- _Extracted entries_
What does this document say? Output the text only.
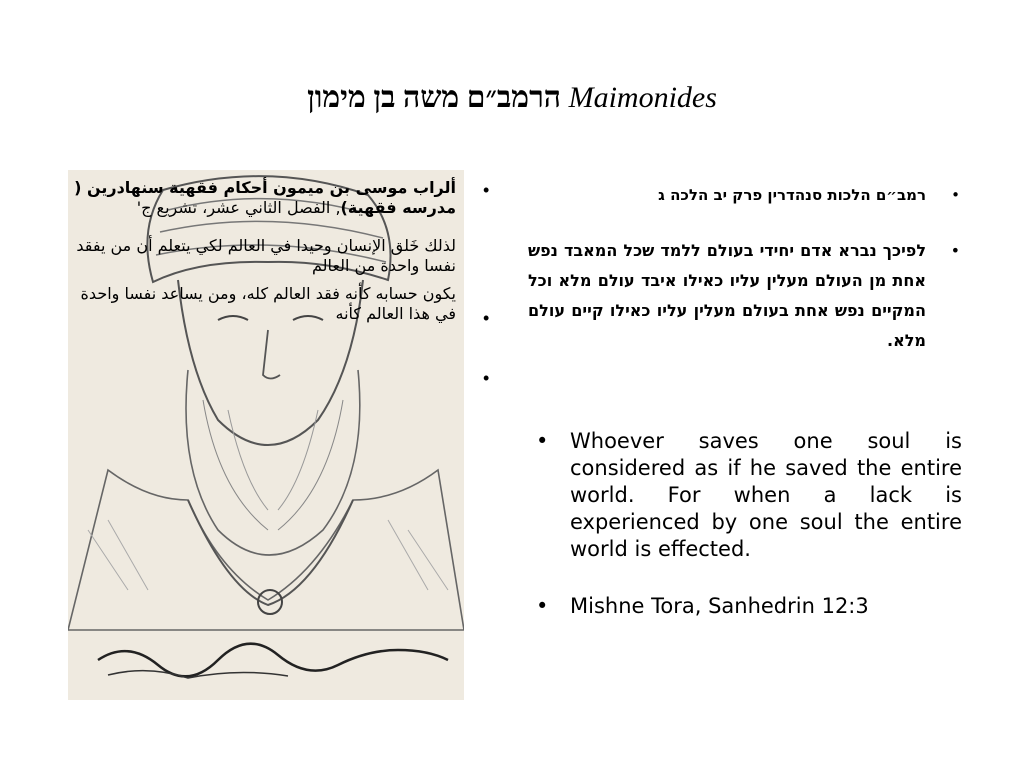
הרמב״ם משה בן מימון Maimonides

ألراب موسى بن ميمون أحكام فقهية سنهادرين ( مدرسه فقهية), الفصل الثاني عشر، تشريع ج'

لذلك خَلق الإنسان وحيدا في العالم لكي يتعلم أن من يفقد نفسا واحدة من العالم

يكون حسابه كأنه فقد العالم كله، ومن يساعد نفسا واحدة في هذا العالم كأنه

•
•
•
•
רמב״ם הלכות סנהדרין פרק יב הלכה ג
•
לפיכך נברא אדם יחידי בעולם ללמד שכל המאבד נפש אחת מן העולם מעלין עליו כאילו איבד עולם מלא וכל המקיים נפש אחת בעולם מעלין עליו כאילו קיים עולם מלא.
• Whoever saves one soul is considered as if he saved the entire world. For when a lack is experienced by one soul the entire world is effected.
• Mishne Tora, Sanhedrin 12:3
==
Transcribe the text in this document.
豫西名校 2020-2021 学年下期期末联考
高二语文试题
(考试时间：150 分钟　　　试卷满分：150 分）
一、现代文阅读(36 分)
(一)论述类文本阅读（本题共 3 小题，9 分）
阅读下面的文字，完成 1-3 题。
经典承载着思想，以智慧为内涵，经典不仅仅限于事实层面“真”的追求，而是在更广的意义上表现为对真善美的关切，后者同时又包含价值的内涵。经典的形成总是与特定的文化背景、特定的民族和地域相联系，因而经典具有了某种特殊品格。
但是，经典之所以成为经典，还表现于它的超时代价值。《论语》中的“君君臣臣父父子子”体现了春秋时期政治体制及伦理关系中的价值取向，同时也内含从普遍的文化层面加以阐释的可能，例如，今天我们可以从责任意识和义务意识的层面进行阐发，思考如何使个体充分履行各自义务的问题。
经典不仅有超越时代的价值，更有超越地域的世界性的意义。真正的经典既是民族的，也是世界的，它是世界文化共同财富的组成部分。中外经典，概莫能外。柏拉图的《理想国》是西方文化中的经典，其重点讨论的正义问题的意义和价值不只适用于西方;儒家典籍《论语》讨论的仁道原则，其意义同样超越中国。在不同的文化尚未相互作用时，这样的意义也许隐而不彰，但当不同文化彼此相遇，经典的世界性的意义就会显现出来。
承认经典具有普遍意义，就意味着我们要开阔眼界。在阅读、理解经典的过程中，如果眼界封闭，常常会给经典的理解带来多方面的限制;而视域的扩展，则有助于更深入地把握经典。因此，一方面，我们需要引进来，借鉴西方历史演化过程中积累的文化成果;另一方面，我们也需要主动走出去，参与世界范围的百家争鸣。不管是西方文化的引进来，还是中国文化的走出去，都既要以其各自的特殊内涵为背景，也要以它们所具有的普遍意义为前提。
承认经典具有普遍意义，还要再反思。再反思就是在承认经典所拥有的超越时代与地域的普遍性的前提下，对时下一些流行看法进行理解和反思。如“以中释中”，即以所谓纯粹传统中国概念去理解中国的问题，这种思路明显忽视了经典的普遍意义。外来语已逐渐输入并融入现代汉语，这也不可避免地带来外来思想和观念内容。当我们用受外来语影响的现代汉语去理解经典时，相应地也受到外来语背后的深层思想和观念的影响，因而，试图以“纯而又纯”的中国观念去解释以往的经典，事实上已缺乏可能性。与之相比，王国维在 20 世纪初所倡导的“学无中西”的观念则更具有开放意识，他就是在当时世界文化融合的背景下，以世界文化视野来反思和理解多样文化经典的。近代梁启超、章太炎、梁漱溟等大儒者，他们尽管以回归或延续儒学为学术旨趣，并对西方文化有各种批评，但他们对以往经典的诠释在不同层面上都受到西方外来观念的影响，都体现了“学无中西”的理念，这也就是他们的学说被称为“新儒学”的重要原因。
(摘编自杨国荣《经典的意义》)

- _Problem statement_
Reproduce each line of the entries in which the word "نفسا" is found.

- _Answer for the task_
لذلك خَلق الإنسان وحيدا في العالم لكي يتعلم أن من يفقد نفسا واحدة من العالم
يكون حسابه كأنه فقد العالم كله، ومن يساعد نفسا واحدة في هذا العالم كأنه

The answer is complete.